= EXERCISE AIM =
Copy each line where the word "реестр" occurs.

--- START DATA SECTION ---

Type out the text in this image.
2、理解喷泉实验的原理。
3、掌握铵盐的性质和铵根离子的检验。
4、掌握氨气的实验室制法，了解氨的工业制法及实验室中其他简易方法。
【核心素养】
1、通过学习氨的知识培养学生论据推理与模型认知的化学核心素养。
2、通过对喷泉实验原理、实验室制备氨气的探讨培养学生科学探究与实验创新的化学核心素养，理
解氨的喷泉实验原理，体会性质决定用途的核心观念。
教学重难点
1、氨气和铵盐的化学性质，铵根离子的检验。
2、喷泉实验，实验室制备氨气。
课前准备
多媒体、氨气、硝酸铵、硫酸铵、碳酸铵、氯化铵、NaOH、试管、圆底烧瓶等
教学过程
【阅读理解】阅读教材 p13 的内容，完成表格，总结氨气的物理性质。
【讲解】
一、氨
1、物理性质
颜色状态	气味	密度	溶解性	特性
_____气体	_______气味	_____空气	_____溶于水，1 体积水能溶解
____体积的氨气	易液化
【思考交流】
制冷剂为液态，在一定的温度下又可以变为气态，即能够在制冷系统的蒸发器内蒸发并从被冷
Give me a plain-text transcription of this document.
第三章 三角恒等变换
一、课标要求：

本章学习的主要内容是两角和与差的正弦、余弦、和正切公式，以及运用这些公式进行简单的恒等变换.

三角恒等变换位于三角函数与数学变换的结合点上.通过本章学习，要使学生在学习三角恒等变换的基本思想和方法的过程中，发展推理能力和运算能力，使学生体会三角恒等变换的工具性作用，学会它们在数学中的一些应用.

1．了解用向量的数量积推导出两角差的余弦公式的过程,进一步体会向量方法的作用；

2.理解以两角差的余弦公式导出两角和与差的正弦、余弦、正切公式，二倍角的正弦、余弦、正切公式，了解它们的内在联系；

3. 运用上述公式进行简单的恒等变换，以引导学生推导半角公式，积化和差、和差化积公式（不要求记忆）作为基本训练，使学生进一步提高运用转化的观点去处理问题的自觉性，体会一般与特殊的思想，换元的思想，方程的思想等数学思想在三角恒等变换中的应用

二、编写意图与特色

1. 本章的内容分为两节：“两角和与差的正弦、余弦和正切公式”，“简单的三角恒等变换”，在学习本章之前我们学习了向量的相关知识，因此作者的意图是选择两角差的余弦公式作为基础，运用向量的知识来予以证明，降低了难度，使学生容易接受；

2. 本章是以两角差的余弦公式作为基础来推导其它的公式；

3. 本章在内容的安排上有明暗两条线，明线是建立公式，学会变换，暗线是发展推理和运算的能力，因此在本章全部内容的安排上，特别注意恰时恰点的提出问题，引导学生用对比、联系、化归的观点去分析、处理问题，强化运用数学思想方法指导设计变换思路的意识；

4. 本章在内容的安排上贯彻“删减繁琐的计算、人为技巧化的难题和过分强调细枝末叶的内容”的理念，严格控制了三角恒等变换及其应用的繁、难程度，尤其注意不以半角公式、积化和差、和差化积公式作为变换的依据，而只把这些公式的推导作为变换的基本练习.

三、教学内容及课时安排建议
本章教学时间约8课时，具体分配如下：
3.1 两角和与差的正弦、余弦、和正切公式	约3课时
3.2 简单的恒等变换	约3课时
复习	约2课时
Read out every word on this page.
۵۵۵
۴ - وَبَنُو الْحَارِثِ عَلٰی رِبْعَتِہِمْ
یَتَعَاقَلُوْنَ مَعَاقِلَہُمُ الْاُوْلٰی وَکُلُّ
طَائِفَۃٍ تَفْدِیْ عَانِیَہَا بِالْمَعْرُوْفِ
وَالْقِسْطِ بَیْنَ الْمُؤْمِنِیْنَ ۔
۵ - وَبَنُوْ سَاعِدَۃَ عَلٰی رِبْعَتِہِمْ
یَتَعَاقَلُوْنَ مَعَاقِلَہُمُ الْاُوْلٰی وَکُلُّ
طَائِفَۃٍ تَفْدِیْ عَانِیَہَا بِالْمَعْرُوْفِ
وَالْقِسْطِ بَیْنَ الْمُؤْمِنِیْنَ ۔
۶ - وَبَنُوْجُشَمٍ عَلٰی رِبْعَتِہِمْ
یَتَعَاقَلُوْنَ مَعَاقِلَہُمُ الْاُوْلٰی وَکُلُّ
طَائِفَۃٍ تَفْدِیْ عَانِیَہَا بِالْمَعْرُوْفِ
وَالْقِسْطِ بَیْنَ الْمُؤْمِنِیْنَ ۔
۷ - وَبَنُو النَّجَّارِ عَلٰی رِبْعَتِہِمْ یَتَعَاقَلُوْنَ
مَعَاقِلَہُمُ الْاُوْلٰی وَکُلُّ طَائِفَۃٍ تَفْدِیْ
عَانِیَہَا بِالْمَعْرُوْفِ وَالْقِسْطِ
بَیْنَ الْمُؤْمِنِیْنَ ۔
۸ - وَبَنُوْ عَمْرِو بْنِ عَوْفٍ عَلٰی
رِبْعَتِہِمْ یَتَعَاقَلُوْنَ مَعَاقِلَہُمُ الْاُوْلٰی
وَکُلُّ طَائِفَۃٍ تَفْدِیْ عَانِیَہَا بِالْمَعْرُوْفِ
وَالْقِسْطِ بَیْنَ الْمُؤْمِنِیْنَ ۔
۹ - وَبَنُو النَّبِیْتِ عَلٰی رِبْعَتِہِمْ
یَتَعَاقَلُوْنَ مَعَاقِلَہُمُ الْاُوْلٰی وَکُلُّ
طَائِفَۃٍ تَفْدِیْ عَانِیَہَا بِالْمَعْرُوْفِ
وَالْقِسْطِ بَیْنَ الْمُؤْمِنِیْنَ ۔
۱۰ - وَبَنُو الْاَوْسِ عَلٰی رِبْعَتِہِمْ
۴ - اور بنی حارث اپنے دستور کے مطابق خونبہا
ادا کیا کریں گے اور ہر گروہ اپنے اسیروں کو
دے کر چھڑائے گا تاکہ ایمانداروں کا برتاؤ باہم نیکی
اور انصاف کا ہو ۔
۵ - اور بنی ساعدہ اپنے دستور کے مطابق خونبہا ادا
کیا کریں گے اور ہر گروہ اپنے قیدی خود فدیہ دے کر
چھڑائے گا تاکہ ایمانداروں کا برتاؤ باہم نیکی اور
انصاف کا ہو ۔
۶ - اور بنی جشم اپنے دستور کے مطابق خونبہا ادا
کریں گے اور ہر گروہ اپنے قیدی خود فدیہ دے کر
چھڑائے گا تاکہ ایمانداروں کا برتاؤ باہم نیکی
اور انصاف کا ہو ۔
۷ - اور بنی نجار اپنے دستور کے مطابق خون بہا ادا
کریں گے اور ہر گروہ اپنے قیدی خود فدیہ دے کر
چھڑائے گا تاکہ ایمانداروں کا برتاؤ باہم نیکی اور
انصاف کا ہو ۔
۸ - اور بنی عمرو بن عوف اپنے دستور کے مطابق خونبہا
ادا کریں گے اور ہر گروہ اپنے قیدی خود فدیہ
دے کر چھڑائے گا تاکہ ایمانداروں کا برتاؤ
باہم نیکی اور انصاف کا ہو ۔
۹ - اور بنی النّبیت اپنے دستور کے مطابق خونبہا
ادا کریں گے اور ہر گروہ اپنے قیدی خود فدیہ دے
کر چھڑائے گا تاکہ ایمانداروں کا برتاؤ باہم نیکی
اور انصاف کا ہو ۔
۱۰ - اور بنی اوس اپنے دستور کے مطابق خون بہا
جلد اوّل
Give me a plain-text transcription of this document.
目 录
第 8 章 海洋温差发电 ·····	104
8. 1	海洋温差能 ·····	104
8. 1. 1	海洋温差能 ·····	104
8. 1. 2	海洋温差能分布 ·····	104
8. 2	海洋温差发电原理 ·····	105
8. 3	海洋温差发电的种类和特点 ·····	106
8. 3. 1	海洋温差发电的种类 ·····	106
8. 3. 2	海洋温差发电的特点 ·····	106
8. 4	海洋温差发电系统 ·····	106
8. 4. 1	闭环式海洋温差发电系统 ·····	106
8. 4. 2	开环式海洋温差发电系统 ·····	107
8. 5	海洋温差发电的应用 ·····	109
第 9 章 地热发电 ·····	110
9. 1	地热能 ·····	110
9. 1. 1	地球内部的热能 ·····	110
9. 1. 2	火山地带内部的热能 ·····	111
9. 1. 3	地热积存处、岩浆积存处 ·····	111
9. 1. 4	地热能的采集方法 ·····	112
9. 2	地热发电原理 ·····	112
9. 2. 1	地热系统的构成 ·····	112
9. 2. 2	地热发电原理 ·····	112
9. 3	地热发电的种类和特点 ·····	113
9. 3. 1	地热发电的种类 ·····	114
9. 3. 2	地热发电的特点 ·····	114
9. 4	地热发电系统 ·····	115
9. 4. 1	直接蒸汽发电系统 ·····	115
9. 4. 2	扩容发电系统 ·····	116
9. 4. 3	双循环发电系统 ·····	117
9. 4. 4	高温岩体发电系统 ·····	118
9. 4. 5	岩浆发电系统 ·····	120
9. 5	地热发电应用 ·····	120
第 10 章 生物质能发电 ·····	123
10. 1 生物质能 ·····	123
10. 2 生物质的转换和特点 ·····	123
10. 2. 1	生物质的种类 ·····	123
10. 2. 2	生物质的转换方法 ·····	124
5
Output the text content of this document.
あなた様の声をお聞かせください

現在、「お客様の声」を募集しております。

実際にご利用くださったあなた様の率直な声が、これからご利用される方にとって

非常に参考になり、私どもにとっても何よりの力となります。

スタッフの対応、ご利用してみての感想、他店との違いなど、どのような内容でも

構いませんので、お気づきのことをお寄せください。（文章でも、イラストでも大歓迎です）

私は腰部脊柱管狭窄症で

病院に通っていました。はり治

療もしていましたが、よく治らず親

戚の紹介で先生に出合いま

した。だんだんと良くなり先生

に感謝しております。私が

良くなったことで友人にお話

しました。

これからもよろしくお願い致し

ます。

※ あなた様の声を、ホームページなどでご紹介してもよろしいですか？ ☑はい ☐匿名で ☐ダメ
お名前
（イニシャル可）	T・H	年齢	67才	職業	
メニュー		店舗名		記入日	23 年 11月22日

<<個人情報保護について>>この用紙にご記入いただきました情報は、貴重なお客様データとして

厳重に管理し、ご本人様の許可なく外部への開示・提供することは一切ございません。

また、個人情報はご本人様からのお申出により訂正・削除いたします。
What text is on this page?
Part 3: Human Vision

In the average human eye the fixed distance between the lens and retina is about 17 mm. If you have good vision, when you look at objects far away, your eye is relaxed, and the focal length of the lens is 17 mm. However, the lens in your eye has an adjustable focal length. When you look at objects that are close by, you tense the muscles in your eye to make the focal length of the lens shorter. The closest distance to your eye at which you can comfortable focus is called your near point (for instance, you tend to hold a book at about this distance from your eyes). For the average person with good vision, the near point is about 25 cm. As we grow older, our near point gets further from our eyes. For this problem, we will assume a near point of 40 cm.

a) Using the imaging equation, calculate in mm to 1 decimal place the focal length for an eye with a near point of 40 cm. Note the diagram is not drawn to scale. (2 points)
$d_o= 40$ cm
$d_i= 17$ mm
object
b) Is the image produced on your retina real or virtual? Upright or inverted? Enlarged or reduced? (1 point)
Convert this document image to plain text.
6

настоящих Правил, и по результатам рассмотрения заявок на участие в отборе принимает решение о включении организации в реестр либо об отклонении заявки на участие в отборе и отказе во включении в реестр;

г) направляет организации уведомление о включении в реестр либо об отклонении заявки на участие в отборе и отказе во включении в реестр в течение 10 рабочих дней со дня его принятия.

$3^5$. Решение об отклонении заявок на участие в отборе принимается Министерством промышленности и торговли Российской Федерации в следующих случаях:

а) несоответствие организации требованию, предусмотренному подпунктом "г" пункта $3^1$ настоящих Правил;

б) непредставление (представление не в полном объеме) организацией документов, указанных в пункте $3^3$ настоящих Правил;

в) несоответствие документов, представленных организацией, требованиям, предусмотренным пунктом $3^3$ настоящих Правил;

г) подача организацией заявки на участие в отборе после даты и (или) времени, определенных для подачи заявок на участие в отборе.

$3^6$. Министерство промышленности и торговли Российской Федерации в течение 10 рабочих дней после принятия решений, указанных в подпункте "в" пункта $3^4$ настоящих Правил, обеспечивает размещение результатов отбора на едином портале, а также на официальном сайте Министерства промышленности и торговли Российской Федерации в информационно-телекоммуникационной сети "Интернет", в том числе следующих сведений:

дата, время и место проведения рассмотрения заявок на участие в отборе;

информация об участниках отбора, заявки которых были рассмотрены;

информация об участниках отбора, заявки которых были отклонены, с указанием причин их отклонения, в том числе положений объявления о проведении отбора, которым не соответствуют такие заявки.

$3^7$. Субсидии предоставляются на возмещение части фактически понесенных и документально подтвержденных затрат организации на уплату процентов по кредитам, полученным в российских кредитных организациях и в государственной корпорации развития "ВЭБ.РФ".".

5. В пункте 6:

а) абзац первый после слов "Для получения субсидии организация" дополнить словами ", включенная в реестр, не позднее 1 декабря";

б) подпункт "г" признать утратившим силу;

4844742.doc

--- END DATA SECTION ---

= COMPLETED EXERCISE =
настоящих Правил, и по результатам рассмотрения заявок на участие в отборе принимает решение о включении организации в реестр либо об отклонении заявки на участие в отборе и отказе во включении в реестр;
г) направляет организации уведомление о включении в реестр либо об отклонении заявки на участие в отборе и отказе во включении в реестр в течение 10 рабочих дней со дня его принятия.
а) абзац первый после слов "Для получения субсидии организация" дополнить словами ", включенная в реестр, не позднее 1 декабря";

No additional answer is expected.